+++ MATERIAL SHOWN

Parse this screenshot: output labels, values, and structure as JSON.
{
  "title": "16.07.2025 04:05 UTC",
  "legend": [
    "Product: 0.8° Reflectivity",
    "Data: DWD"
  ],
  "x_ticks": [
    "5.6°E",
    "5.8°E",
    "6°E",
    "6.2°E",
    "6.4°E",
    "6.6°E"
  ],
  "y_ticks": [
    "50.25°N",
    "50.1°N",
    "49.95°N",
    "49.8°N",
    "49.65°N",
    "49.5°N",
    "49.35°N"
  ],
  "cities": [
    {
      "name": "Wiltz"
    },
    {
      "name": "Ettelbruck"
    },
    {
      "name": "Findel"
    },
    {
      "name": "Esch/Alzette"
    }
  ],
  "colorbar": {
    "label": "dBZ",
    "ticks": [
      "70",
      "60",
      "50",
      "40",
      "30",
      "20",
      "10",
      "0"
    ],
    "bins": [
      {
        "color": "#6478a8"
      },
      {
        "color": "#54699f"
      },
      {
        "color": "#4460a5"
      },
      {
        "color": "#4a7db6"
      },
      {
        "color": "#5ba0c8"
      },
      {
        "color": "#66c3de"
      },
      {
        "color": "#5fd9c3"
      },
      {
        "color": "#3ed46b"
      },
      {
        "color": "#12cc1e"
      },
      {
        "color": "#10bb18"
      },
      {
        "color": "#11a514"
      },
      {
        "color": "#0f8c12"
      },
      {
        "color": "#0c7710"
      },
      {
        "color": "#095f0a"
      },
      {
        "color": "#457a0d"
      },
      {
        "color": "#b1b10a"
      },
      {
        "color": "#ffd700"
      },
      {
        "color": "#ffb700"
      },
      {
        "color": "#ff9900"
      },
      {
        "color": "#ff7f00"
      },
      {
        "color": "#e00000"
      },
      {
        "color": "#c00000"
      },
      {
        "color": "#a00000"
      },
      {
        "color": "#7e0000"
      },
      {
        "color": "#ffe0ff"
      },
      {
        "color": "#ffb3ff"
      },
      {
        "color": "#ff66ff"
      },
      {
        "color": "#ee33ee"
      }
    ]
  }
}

++++++

▶ WHAT THIS TASK INVOLVES:
From the entries above, copy every line that holds the word "name".

▶ OUTPUT OF THE EXERCISE:
      "name": "Wiltz"
      "name": "Ettelbruck"
      "name": "Findel"
      "name": "Esch/Alzette"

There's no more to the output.